**Given request:** Below are records; work out how many of their lines contain "文件读出" and give only that number.

[Dataset items]
════════════════════

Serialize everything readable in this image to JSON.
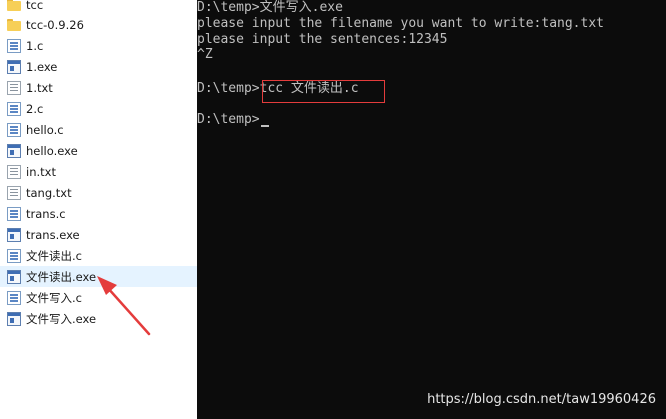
{
  "explorer": {
    "files": [
      {
        "name": "tcc",
        "icon": "folder-icon"
      },
      {
        "name": "tcc-0.9.26",
        "icon": "folder-icon"
      },
      {
        "name": "1.c",
        "icon": "c-source-file-icon"
      },
      {
        "name": "1.exe",
        "icon": "exe-file-icon"
      },
      {
        "name": "1.txt",
        "icon": "text-file-icon"
      },
      {
        "name": "2.c",
        "icon": "c-source-file-icon"
      },
      {
        "name": "hello.c",
        "icon": "c-source-file-icon"
      },
      {
        "name": "hello.exe",
        "icon": "exe-file-icon"
      },
      {
        "name": "in.txt",
        "icon": "text-file-icon"
      },
      {
        "name": "tang.txt",
        "icon": "text-file-icon"
      },
      {
        "name": "trans.c",
        "icon": "c-source-file-icon"
      },
      {
        "name": "trans.exe",
        "icon": "exe-file-icon"
      },
      {
        "name": "文件读出.c",
        "icon": "c-source-file-icon"
      },
      {
        "name": "文件读出.exe",
        "icon": "exe-file-icon",
        "selected": true
      },
      {
        "name": "文件写入.c",
        "icon": "c-source-file-icon"
      },
      {
        "name": "文件写入.exe",
        "icon": "exe-file-icon"
      }
    ]
  },
  "console": {
    "lines": [
      "D:\\temp>文件写入.exe",
      "please input the filename you want to write:tang.txt",
      "please input the sentences:12345",
      "^Z",
      "",
      "D:\\temp>tcc 文件读出.c",
      "",
      "D:\\temp>"
    ]
  },
  "annotation": {
    "box_color": "#e43c3c",
    "arrow_color": "#e43c3c"
  },
  "watermark": "https://blog.csdn.net/taw19960426"
}
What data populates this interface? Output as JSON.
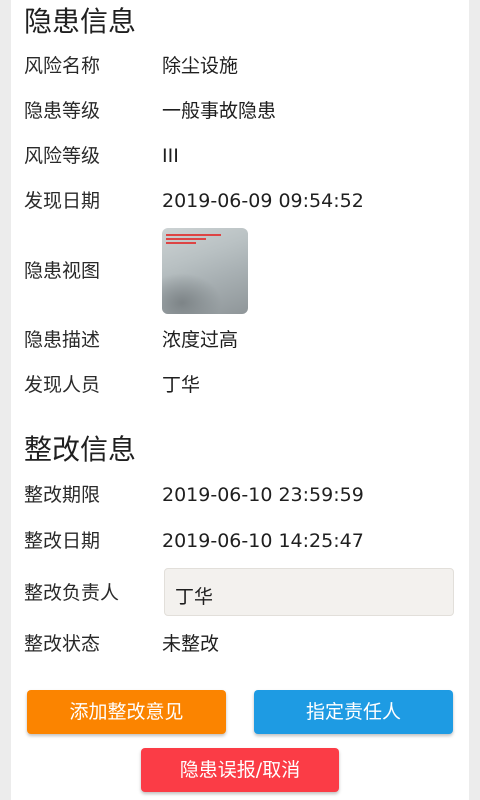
{
  "hazard_info": {
    "title": "隐患信息",
    "rows": [
      {
        "label": "风险名称",
        "value": "除尘设施"
      },
      {
        "label": "隐患等级",
        "value": "一般事故隐患"
      },
      {
        "label": "风险等级",
        "value": "III"
      },
      {
        "label": "发现日期",
        "value": "2019-06-09 09:54:52"
      },
      {
        "label": "隐患视图",
        "value": ""
      },
      {
        "label": "隐患描述",
        "value": "浓度过高"
      },
      {
        "label": "发现人员",
        "value": "丁华"
      }
    ]
  },
  "rectify_info": {
    "title": "整改信息",
    "deadline_label": "整改期限",
    "deadline_value": "2019-06-10 23:59:59",
    "date_label": "整改日期",
    "date_value": "2019-06-10 14:25:47",
    "owner_label": "整改负责人",
    "owner_value": "丁华",
    "status_label": "整改状态",
    "status_value": "未整改"
  },
  "actions": {
    "add_opinion": "添加整改意见",
    "assign_owner": "指定责任人",
    "false_report_cancel": "隐患误报/取消"
  },
  "colors": {
    "orange": "#fb8400",
    "blue": "#1e9be3",
    "red": "#fb3c46"
  }
}
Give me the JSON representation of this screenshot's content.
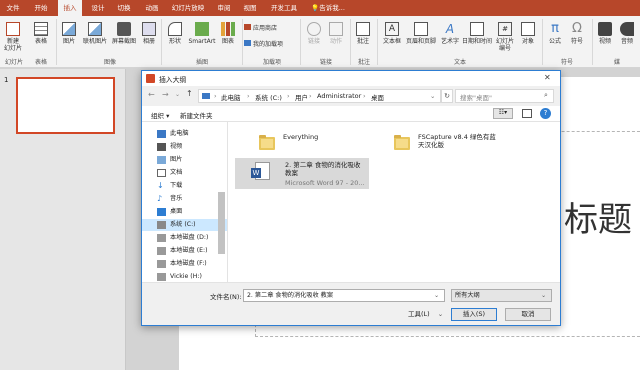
{
  "ribbon": {
    "tabs": [
      "文件",
      "开始",
      "插入",
      "设计",
      "切换",
      "动画",
      "幻灯片放映",
      "审阅",
      "视图",
      "开发工具",
      "告诉我..."
    ],
    "active_tab": "插入",
    "buttons": {
      "new_slide": "新建\n幻灯片",
      "table": "表格",
      "picture": "图片",
      "online_picture": "联机图片",
      "screenshot": "屏幕截图",
      "album": "相册",
      "shapes": "形状",
      "smartart": "SmartArt",
      "chart": "图表",
      "store": "应用商店",
      "my_addins": "我的加载项",
      "link": "链接",
      "action": "动作",
      "comment": "批注",
      "textbox": "文本框",
      "header_footer": "页眉和页脚",
      "wordart": "艺术字",
      "datetime": "日期和时间",
      "slide_number": "幻灯片\n编号",
      "object": "对象",
      "equation": "公式",
      "symbol": "符号",
      "video": "视频",
      "audio": "音频"
    },
    "groups": {
      "slides": "幻灯片",
      "tables": "表格",
      "images": "图像",
      "illustrations": "插图",
      "addins": "加载项",
      "links": "链接",
      "comments": "批注",
      "text": "文本",
      "symbols": "符号",
      "media": "媒"
    }
  },
  "slides_panel": {
    "number": "1"
  },
  "slide": {
    "title_placeholder": "标题"
  },
  "dialog": {
    "title": "插入大纲",
    "close": "✕",
    "breadcrumb": [
      "此电脑",
      "系统 (C:)",
      "用户",
      "Administrator",
      "桌面"
    ],
    "search_placeholder": "搜索\"桌面\"",
    "organize": "组织 ▾",
    "new_folder": "新建文件夹",
    "nav_items": [
      "此电脑",
      "视频",
      "图片",
      "文档",
      "下载",
      "音乐",
      "桌面",
      "系统 (C:)",
      "本地磁盘 (D:)",
      "本地磁盘 (E:)",
      "本地磁盘 (F:)",
      "Vickie (H:)"
    ],
    "selected_nav": "系统 (C:)",
    "files": [
      {
        "name": "Everything",
        "type": "folder"
      },
      {
        "name": "FSCapture v8.4 绿色有蓝天汉化版",
        "type": "folder"
      },
      {
        "name": "2. 第二章 食物的消化吸收教案",
        "subtitle": "Microsoft Word 97 - 20...",
        "type": "word"
      }
    ],
    "filename_label": "文件名(N):",
    "filename_value": "2. 第二章 食物的消化吸收 教案",
    "filetype": "所有大纲",
    "tools": "工具(L)",
    "insert": "插入(S)",
    "cancel": "取消"
  },
  "colors": {
    "accent": "#b7472a",
    "selection": "#cce8ff",
    "dialog_border": "#2d7dd2"
  }
}
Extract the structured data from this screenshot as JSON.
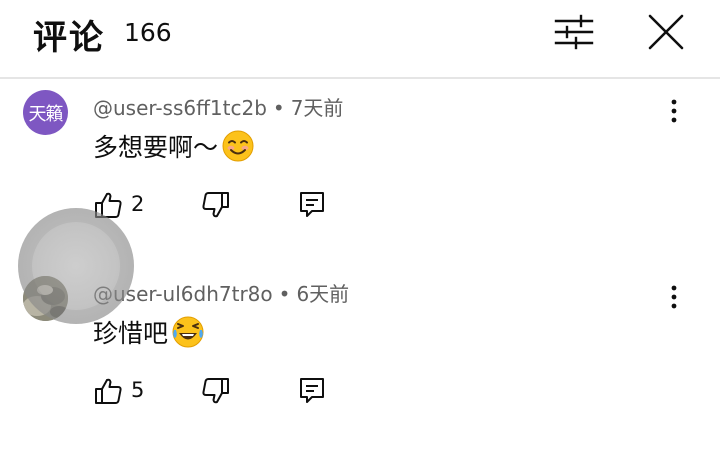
{
  "header": {
    "title": "评论",
    "count": "166"
  },
  "comments": [
    {
      "avatar_text": "天籟",
      "avatar_color": "#7e57c2",
      "author": "@user-ss6ff1tc2b",
      "time": "7天前",
      "text": "多想要啊～",
      "emoji": "smiling-face",
      "likes": "2"
    },
    {
      "avatar_text": "",
      "avatar_color": "#9a9a8a",
      "author": "@user-ul6dh7tr8o",
      "time": "6天前",
      "text": "珍惜吧",
      "emoji": "tears-of-joy-face",
      "likes": "5"
    }
  ],
  "colors": {
    "text_primary": "#0f0f0f",
    "text_secondary": "#606060",
    "divider": "#e5e5e5"
  }
}
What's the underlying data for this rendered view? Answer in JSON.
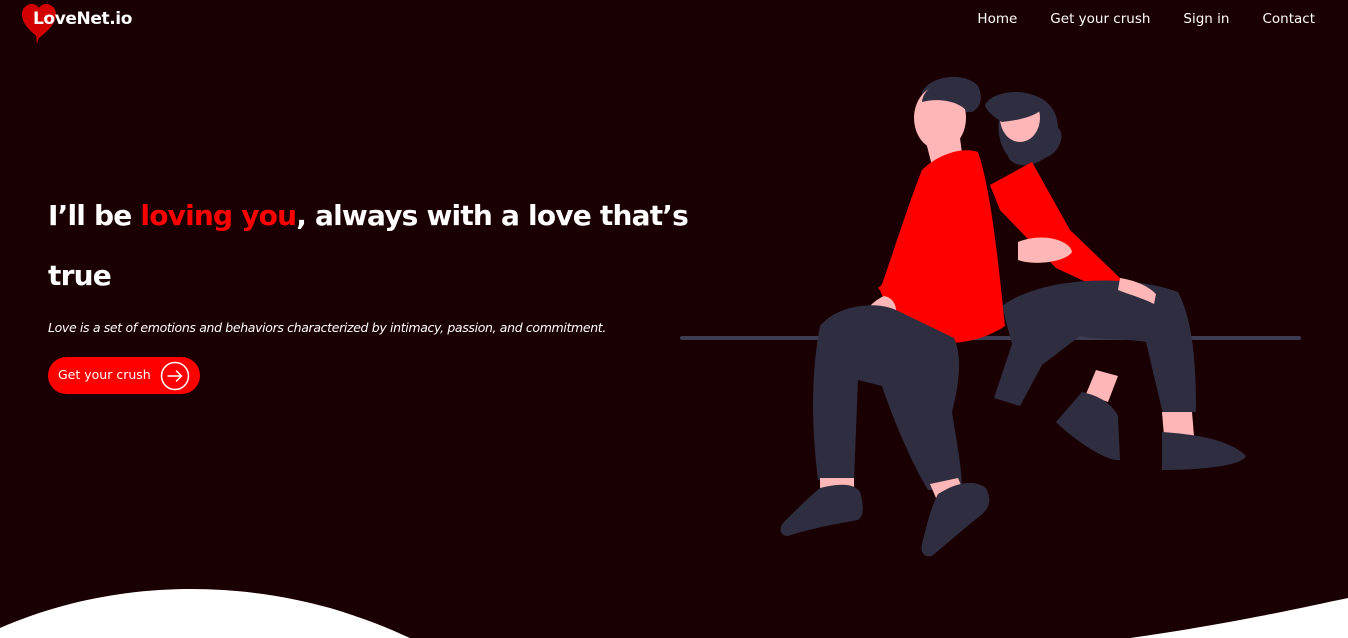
{
  "brand": {
    "name": "LoveNet.io",
    "logo_icon": "heart-icon",
    "logo_color": "#d20000"
  },
  "nav": {
    "items": [
      {
        "label": "Home"
      },
      {
        "label": "Get your crush"
      },
      {
        "label": "Sign in"
      },
      {
        "label": "Contact"
      }
    ]
  },
  "hero": {
    "title_before": "I’ll be ",
    "title_accent": "loving you",
    "title_after": ", always with a love that’s true",
    "description": "Love is a set of emotions and behaviors characterized by intimacy, passion, and commitment.",
    "cta_label": "Get your crush",
    "cta_icon": "arrow-right-circle-icon"
  },
  "illustration": {
    "subject": "couple-sitting-on-rail",
    "icon": "couple-illustration-icon"
  },
  "colors": {
    "background": "#1a0003",
    "accent": "#ff0000",
    "text": "#ffffff",
    "clothing_dark": "#2f2e41",
    "skin": "#ffb6b6",
    "wave": "#ffffff"
  }
}
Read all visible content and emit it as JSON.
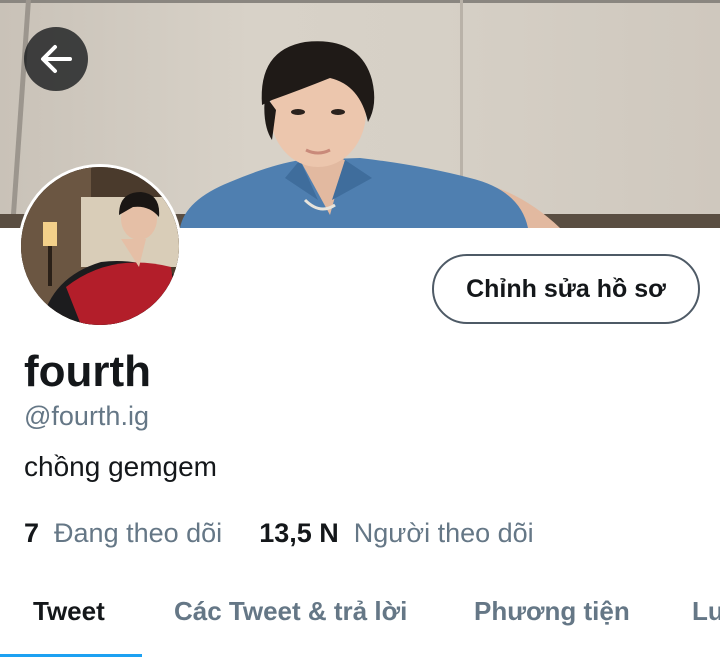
{
  "header": {
    "back_icon": "arrow-left-icon"
  },
  "profile": {
    "edit_button_label": "Chỉnh sửa hồ sơ",
    "display_name": "fourth",
    "handle": "@fourth.ig",
    "bio": "chồng gemgem",
    "following_count": "7",
    "following_label": "Đang theo dõi",
    "followers_count": "13,5 N",
    "followers_label": "Người theo dõi"
  },
  "tabs": [
    {
      "label": "Tweet",
      "active": true
    },
    {
      "label": "Các Tweet & trả lời",
      "active": false
    },
    {
      "label": "Phương tiện",
      "active": false
    },
    {
      "label": "Lượt thích",
      "active": false
    }
  ],
  "colors": {
    "accent": "#1da1f2",
    "secondary_text": "#657786",
    "primary_text": "#14171a"
  }
}
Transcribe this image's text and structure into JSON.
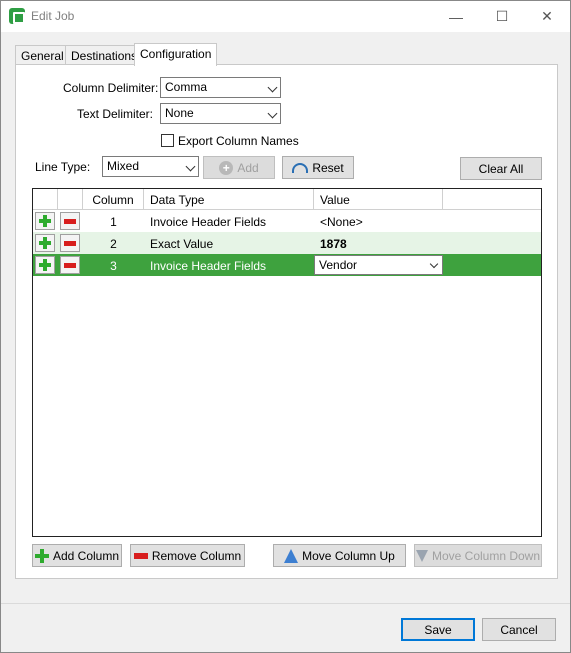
{
  "window": {
    "title": "Edit Job",
    "minimize_label": "—",
    "maximize_label": "☐",
    "close_label": "✕"
  },
  "tabs": [
    {
      "label": "General"
    },
    {
      "label": "Destinations"
    },
    {
      "label": "Configuration"
    }
  ],
  "config": {
    "column_delimiter_label": "Column Delimiter:",
    "column_delimiter_value": "Comma",
    "text_delimiter_label": "Text Delimiter:",
    "text_delimiter_value": "None",
    "export_column_names_label": "Export Column Names",
    "line_type_label": "Line Type:",
    "line_type_value": "Mixed",
    "add_label": "Add",
    "reset_label": "Reset",
    "clear_all_label": "Clear All"
  },
  "grid": {
    "headers": [
      "Column",
      "Data Type",
      "Value"
    ],
    "rows": [
      {
        "column": "1",
        "data_type": "Invoice Header Fields",
        "value": "<None>"
      },
      {
        "column": "2",
        "data_type": "Exact Value",
        "value": "1878"
      },
      {
        "column": "3",
        "data_type": "Invoice Header Fields",
        "value": "Vendor"
      }
    ]
  },
  "bottom_buttons": {
    "add_column": "Add Column",
    "remove_column": "Remove Column",
    "move_up": "Move Column Up",
    "move_down": "Move Column Down"
  },
  "dialog": {
    "save": "Save",
    "cancel": "Cancel"
  }
}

════════════════════

**Task result:** 3